**Фрагмент текста:**
--------------------------------
Чайка как плавки бога

Чайка как плавки бога

Сумасшедшая хроника 1968 года. Кривое зеркало времени осыпалось осколками. Соберем уцелевшее. Без этого не понять — что же происходило на самом деле в мире и в головах.

16 марта 1968 года — 504 мирных жителя, в том числе 173 ребенка и 183 женщины сожжены напалмом заживо и расстреляны морскими пехотинцами США во вьетнамской деревушке Сонгми. Рядовая операция — просто о ней случайно узнал мир полтора года спустя. («Люблю запах напалма поутру, это запах победы», — скажет подполковник Килгор в фильме Копполы 1979 года «Апокалипсис сегодня».)

Апрель 1968 года — 46 человек убито и две с половиной тысячи ранено в США при подавлении беспорядков, вспыхнувших после убийства 4 апреля в американском Мемфисе борца за права чернокожих Мартина Лютера Кинга. В Вашингтоне сожжено 1200 зданий. 70 тысяч солдат брошено на разгон демонстрантов. Пять зданий Колумбийского университета неделю удерживает тысяча протестующих студентов. Массовые аресты.
--------------------------------
**Извлеченные данные:**

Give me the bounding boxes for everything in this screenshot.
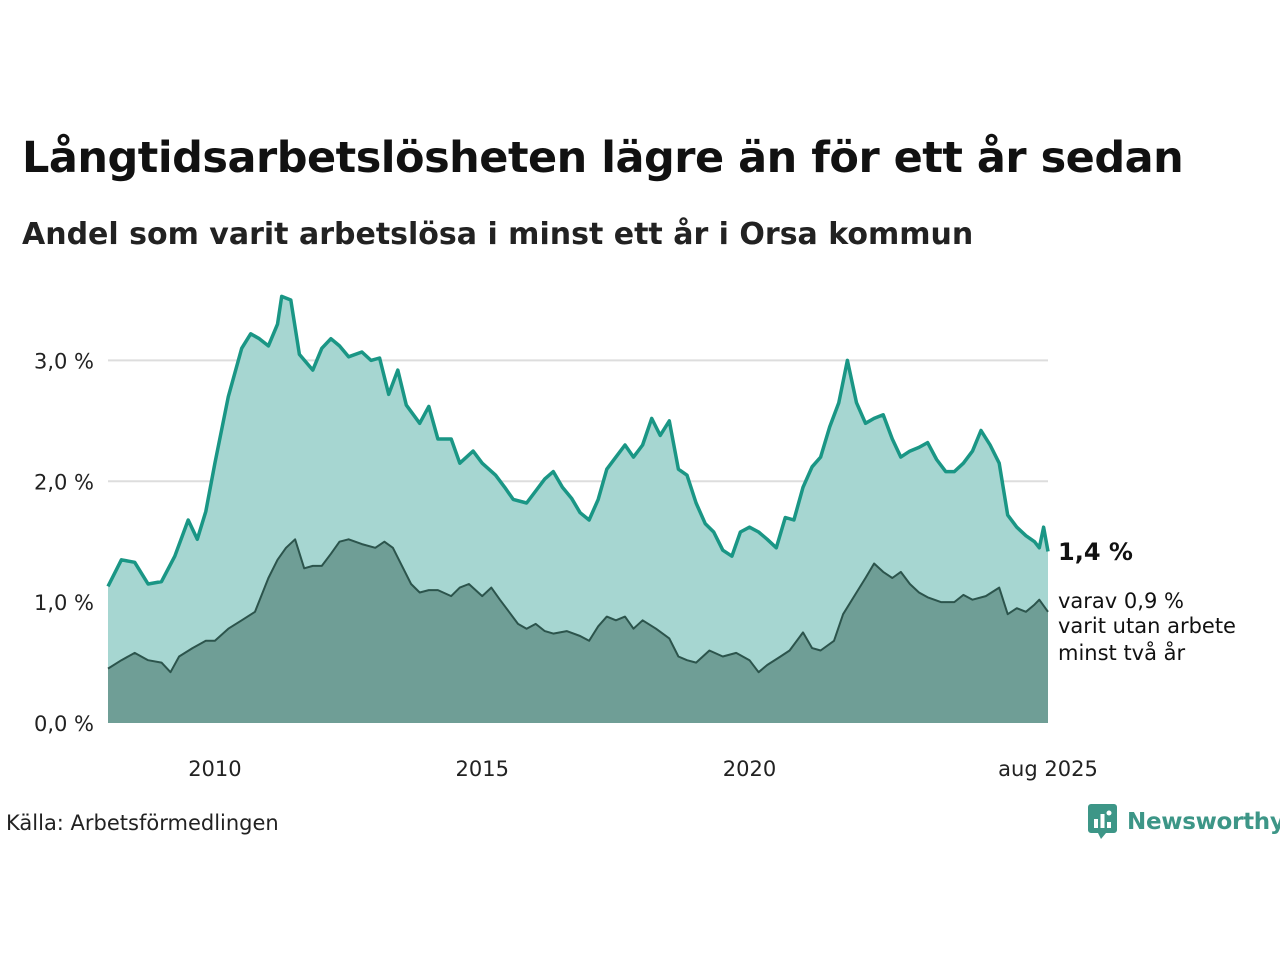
y-tick-label: 2,0 %: [34, 470, 94, 494]
latest-long-label-line2: varit utan arbete: [1058, 614, 1236, 638]
x-tick-label: 2020: [723, 757, 776, 781]
latest-total-label: 1,4 %: [1058, 538, 1133, 566]
chart-title: Långtidsarbetslösheten lägre än för ett …: [22, 133, 1184, 183]
series-total-line: [106, 294, 1050, 588]
x-tick-label: aug 2025: [998, 757, 1098, 781]
x-tick-label: 2015: [455, 757, 508, 781]
newsworthy-logo: Newsworthy: [1088, 804, 1280, 840]
newsworthy-logo-icon: [1088, 804, 1117, 839]
source-note: Källa: Arbetsförmedlingen: [6, 811, 279, 835]
chart-subtitle: Andel som varit arbetslösa i minst ett å…: [22, 217, 974, 252]
y-tick-label: 3,0 %: [34, 349, 94, 373]
y-tick-label: 1,0 %: [34, 591, 94, 615]
x-tick-label: 2010: [188, 757, 241, 781]
y-tick-label: 0,0 %: [34, 712, 94, 736]
y-axis: 0,0 % 1,0 % 2,0 % 3,0 %: [34, 349, 94, 736]
brand-name: Newsworthy: [1127, 809, 1280, 835]
x-axis: 2010 2015 2020 aug 2025: [188, 757, 1098, 781]
series-long-area: [108, 539, 1048, 723]
latest-long-label-line3: minst två år: [1058, 640, 1186, 665]
series-long-line: [107, 538, 1049, 674]
latest-long-label-line1: varav 0,9 %: [1058, 589, 1184, 613]
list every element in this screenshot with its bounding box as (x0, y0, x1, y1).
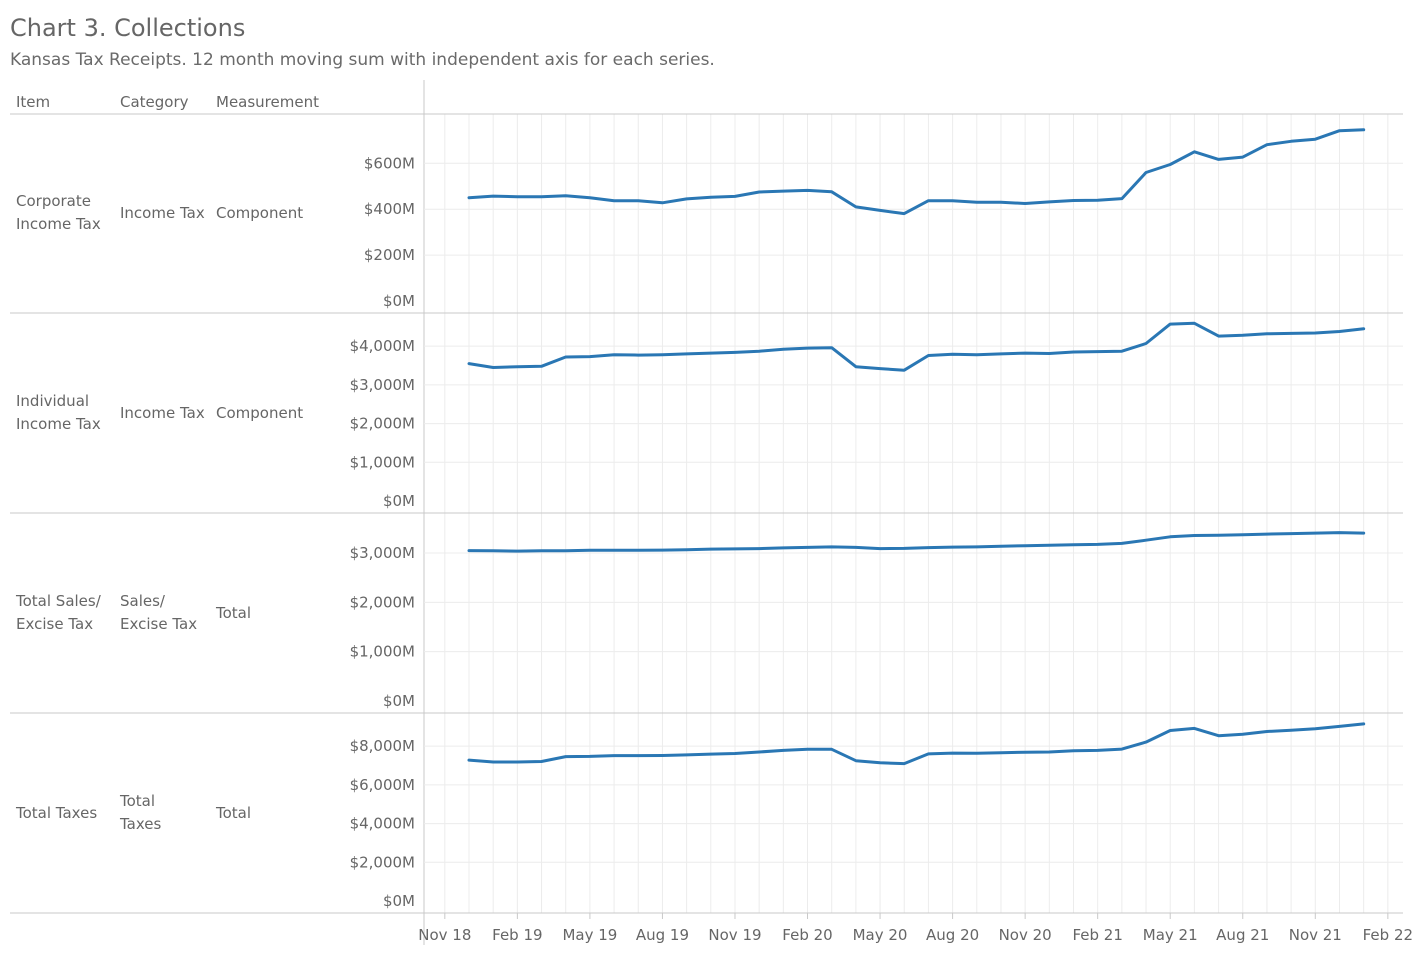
header-category: Category (120, 93, 189, 111)
header-measurement: Measurement (216, 93, 319, 111)
row-item: Individual Income Tax (16, 392, 101, 433)
chart-title: Chart 3. Collections (10, 14, 246, 42)
series-line (467, 128, 1366, 216)
row-item: Corporate Income Tax (16, 192, 101, 233)
x-tick-label: Feb 22 (1363, 926, 1413, 944)
row-item: Total Sales/ Excise Tax (16, 592, 101, 633)
x-tick-label: May 19 (562, 926, 617, 944)
x-tick-label: May 20 (853, 926, 908, 944)
y-tick-label: $6,000M (350, 776, 415, 794)
x-tick-label: Feb 19 (492, 926, 542, 944)
header-item: Item (16, 93, 51, 111)
row-category: Income Tax (120, 404, 205, 422)
series-line (467, 722, 1366, 766)
y-tick-label: $8,000M (350, 737, 415, 755)
y-tick-label: $4,000M (350, 337, 415, 355)
row-item: Total Taxes (16, 804, 98, 822)
y-tick-label: $1,000M (350, 643, 415, 661)
x-tick-label: Feb 21 (1072, 926, 1122, 944)
row-measurement: Component (216, 404, 304, 422)
y-tick-label: $200M (364, 246, 415, 264)
x-tick-label: Aug 19 (636, 926, 689, 944)
x-tick-label: Nov 21 (1289, 926, 1342, 944)
series-line (467, 321, 1366, 372)
x-tick-label: Nov 19 (708, 926, 761, 944)
y-tick-label: $1,000M (350, 453, 415, 471)
y-tick-label: $3,000M (350, 376, 415, 394)
y-tick-label: $600M (364, 154, 415, 172)
y-tick-label: $0M (383, 492, 415, 510)
row-measurement: Total (216, 604, 252, 622)
x-tick-label: May 21 (1143, 926, 1198, 944)
chart-subtitle: Kansas Tax Receipts. 12 month moving sum… (10, 50, 715, 70)
row-category: Sales/ Excise Tax (120, 592, 198, 633)
row-measurement: Total (216, 804, 252, 822)
x-tick-label: Nov 20 (999, 926, 1052, 944)
x-tick-label: Feb 20 (782, 926, 832, 944)
y-tick-label: $3,000M (350, 544, 415, 562)
y-tick-label: $4,000M (350, 815, 415, 833)
y-tick-label: $2,000M (350, 853, 415, 871)
y-tick-label: $2,000M (350, 593, 415, 611)
row-measurement: Component (216, 204, 304, 222)
x-tick-label: Aug 21 (1216, 926, 1269, 944)
y-tick-label: $0M (383, 292, 415, 310)
y-tick-label: $0M (383, 892, 415, 910)
y-tick-label: $2,000M (350, 415, 415, 433)
series-line (467, 531, 1366, 553)
x-tick-label: Nov 18 (418, 926, 471, 944)
row-category: Total Taxes (120, 792, 162, 833)
y-tick-label: $400M (364, 200, 415, 218)
x-tick-label: Aug 20 (926, 926, 979, 944)
y-tick-label: $0M (383, 692, 415, 710)
row-category: Income Tax (120, 204, 205, 222)
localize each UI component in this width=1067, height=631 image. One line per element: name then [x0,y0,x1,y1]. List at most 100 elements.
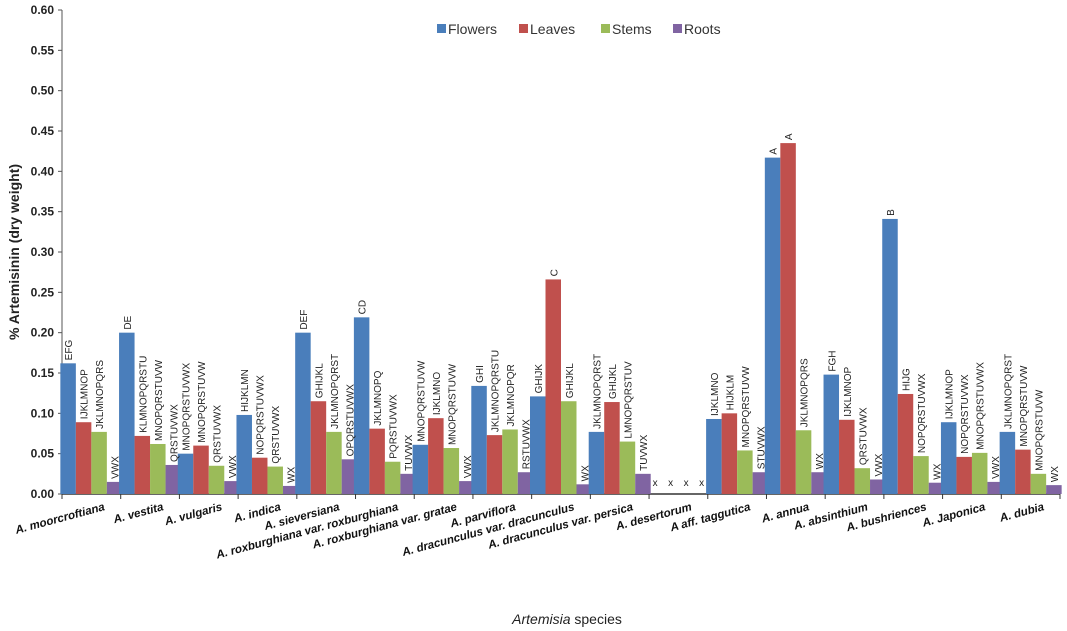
y-tick-label: 0.30 [31,245,55,259]
significance-label: WX [815,453,826,469]
bar-leaves [721,413,738,494]
significance-labels: EFG IJKLMNOP JKLMNOPQRS VWX DE KLMNOPQRSTU MNO… [64,133,1061,489]
bar-roots [400,473,416,494]
significance-label: WX [1050,466,1061,482]
y-tick-label: 0.20 [31,326,55,340]
bar-roots [106,481,123,494]
legend-label: Roots [684,21,721,37]
y-tick-label: 0.05 [31,447,55,461]
bar-flowers [882,218,898,494]
significance-label: IJKLMNO [710,372,721,416]
significance-label: x [668,478,673,489]
significance-label: MNOPQRSTUVW [197,361,208,443]
bar-leaves [310,401,327,494]
y-tick-label: 0.10 [31,406,55,420]
bar-stems [913,456,929,494]
bar-flowers [471,385,487,494]
x-axis-title-italic: Artemisia [511,611,571,627]
y-tick-label: 0.25 [31,285,55,299]
bar-flowers [236,414,252,494]
bar-stems [561,401,577,494]
significance-label: NOPQRSTUVWX [256,375,267,455]
bar-leaves [956,456,972,494]
category-label: A. vestita [111,501,165,526]
bar-stems [208,465,225,494]
bar-flowers [353,317,370,494]
significance-label: QRSTUVWX [271,405,282,463]
significance-label: C [549,269,560,276]
y-tick-label: 0.40 [31,164,55,178]
bar-flowers [764,157,781,494]
x-axis-title: Artemisia species [511,611,622,627]
bar-stems [502,429,518,494]
significance-label: HIJG [901,368,912,391]
bar-roots [811,472,827,494]
legend-label: Stems [612,21,652,37]
significance-label: HIJKLM [725,375,736,411]
significance-label: GHI [475,365,486,383]
significance-label: VWX [874,453,885,476]
bar-roots [224,481,240,494]
significance-label: TUVWX [404,434,415,470]
bars [60,143,1062,494]
legend-swatch-flowers [437,24,446,33]
significance-label: VWX [463,455,474,478]
significance-label: MNOPQRSTUVW [447,363,458,445]
significance-label: x [699,478,704,489]
y-axis: 0.00 0.05 0.10 0.15 0.20 0.25 0.30 0.35 0.40 0.45… [31,3,63,501]
bar-leaves [604,402,620,494]
bar-roots [282,485,299,494]
significance-label: TUVWX [639,434,650,470]
bar-roots [928,482,945,494]
legend: Flowers Leaves Stems Roots [437,21,721,37]
bar-stems [91,431,107,494]
bar-flowers [940,422,957,494]
legend-swatch-roots [673,24,682,33]
significance-label: x [653,478,658,489]
bar-leaves [251,457,268,494]
significance-label: QRSTUVWX [858,407,869,465]
significance-label: MNOPQRSTUVW [154,359,165,441]
significance-label: MNOPQRSTUVW [741,366,752,448]
y-tick-label: 0.50 [31,84,55,98]
significance-label: RSTUVWX [522,419,533,469]
bar-stems [326,431,342,494]
bar-leaves [134,435,151,494]
significance-label: B [886,209,897,216]
significance-label: GHIJKL [565,363,576,398]
significance-label: IJKLMNOP [80,369,91,419]
category-label: A. moorcroftiana [13,501,107,537]
bar-leaves [1015,449,1031,494]
bar-roots [165,464,182,494]
bar-leaves [545,279,561,494]
significance-label: JKLMNOPQ [373,370,384,425]
y-axis-title: % Artemisinin (dry weight) [6,164,22,340]
significance-label: JKLMNOPQR [506,364,517,426]
bar-leaves [839,419,855,494]
significance-label: IJKLMNOP [945,369,956,419]
bar-stems [443,448,460,494]
significance-label: VWX [991,456,1002,479]
significance-label: EFG [64,340,75,361]
significance-label: x [684,478,689,489]
bar-flowers [412,444,429,494]
significance-label: JKLMNOPQRSTU [491,350,502,432]
bar-leaves [369,428,385,494]
y-tick-label: 0.55 [31,43,55,57]
significance-label: WX [932,463,943,479]
significance-label: HIJKLMN [240,369,251,412]
significance-label: JKLMNOPQRS [800,358,811,427]
significance-label: KLMNOPQRSTU [138,356,149,433]
bar-flowers [119,332,135,494]
bar-roots [576,484,592,494]
significance-label: JKLMNOPQRST [592,354,603,429]
bar-flowers [295,332,311,494]
bar-leaves [428,418,444,494]
bar-leaves [897,393,914,494]
significance-label: QRSTUVWX [169,404,180,462]
significance-label: MNOPQRSTUVW [416,360,427,442]
bar-roots [341,459,358,494]
significance-label: WX [287,466,298,482]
--------------------------------
**Задание:**
Ответьте на вопросы по хронике 1968 года:
(а) Сколько мирных жителей погибло в деревне Сонгми 16 марта 1968 года?
(б) Сколько зданий было сожжено в Вашингтоне?
(в) Сколько протестующих студентов удерживали здания Колумбийского университета?

**Решение задания:**
(а) 504 мирных жителя.
(б) 1200 зданий.
(в) Тысяча студентов.